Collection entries
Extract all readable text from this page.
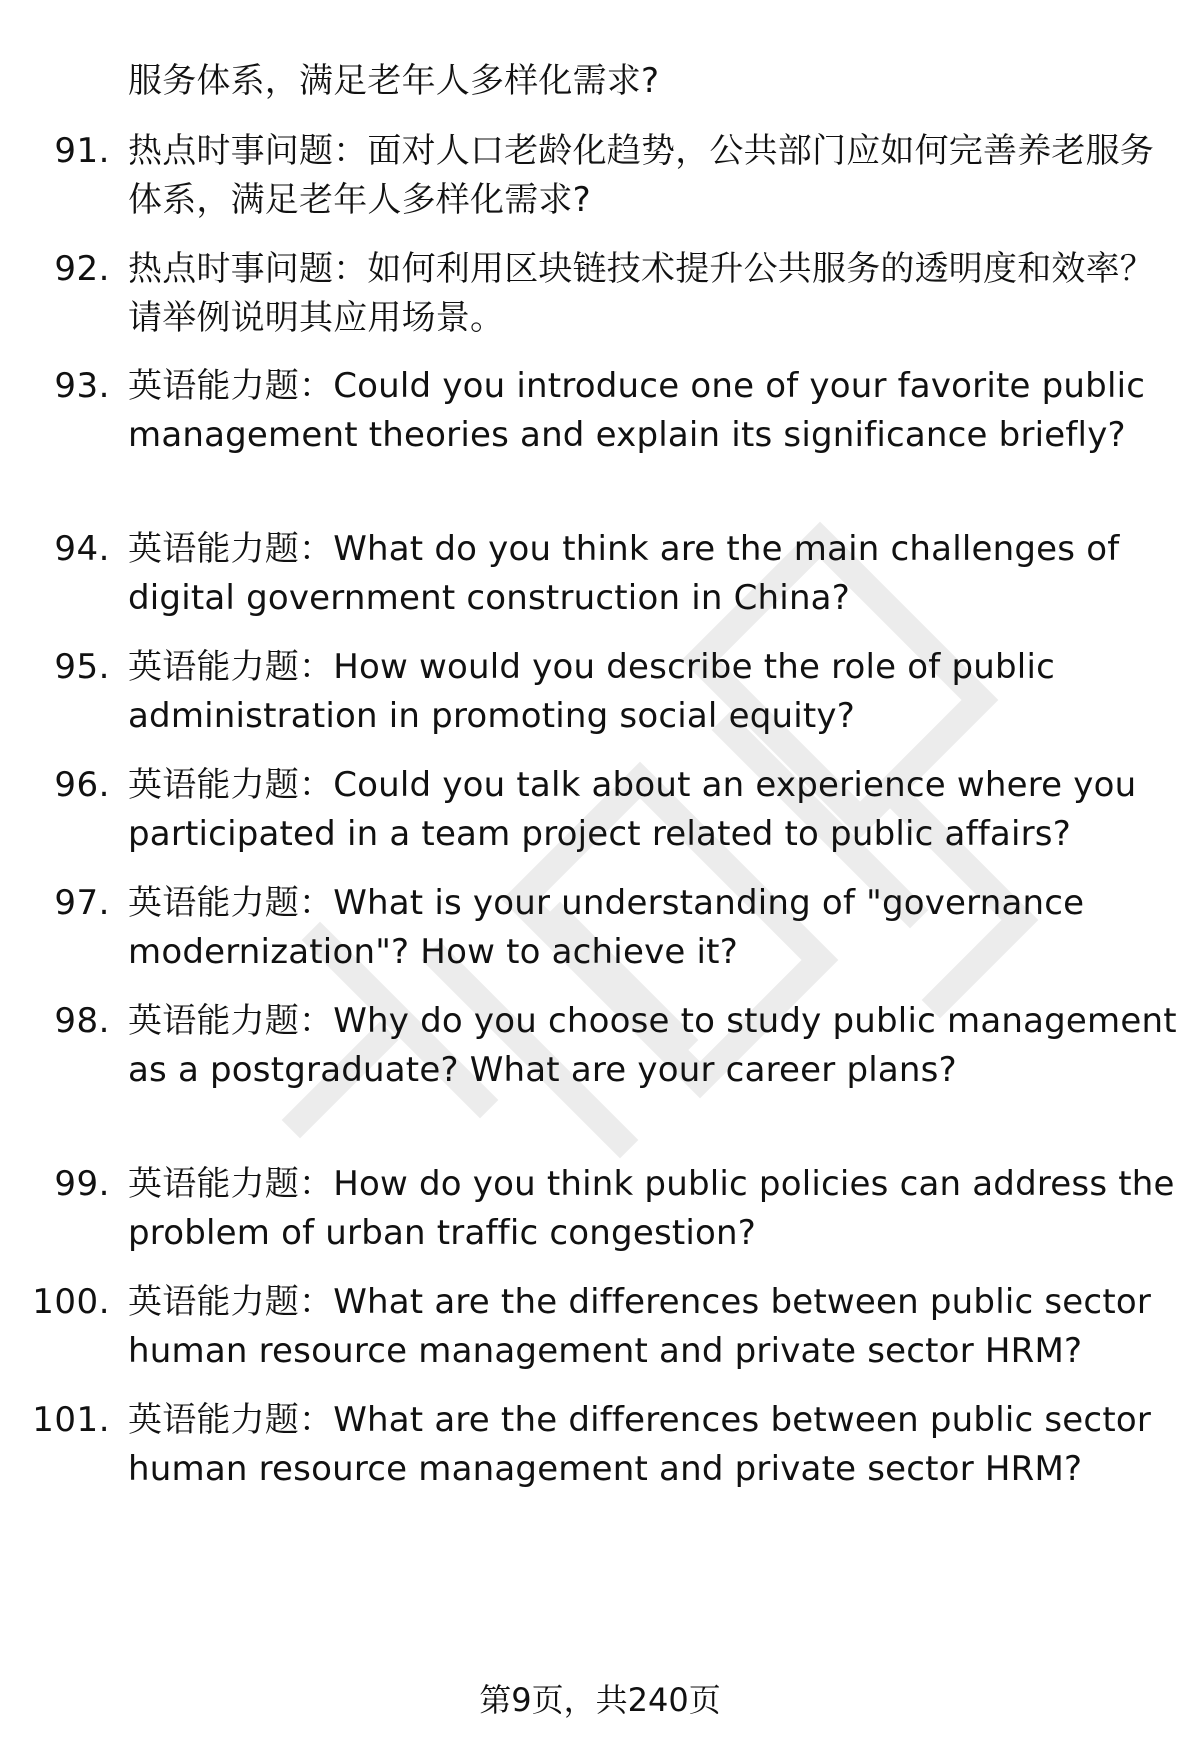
服务体系，满足老年人多样化需求?
91. 热点时事问题：面对人口老龄化趋势，公共部门应如何完善养老服务体系，满足老年人多样化需求?
92. 热点时事问题：如何利用区块链技术提升公共服务的透明度和效率？请举例说明其应用场景。
93. 英语能力题：Could you introduce one of your favorite public management theories and explain its significance briefly?
94. 英语能力题：What do you think are the main challenges of digital government construction in China?
95. 英语能力题：How would you describe the role of public administration in promoting social equity?
96. 英语能力题：Could you talk about an experience where you participated in a team project related to public affairs?
97. 英语能力题：What is your understanding of "governance modernization"? How to achieve it?
98. 英语能力题：Why do you choose to study public management as a postgraduate? What are your career plans?
99. 英语能力题：How do you think public policies can address the problem of urban traffic congestion?
100. 英语能力题：What are the differences between public sector human resource management and private sector HRM?
101. 英语能力题：What are the differences between public sector human resource management and private sector HRM?
第9页，共240页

Task goal: Find each line holding "resource". Copy it out.

Exercise output:
100. 英语能力题：What are the differences between public sector human resource management and private sector HRM?
101. 英语能力题：What are the differences between public sector human resource management and private sector HRM?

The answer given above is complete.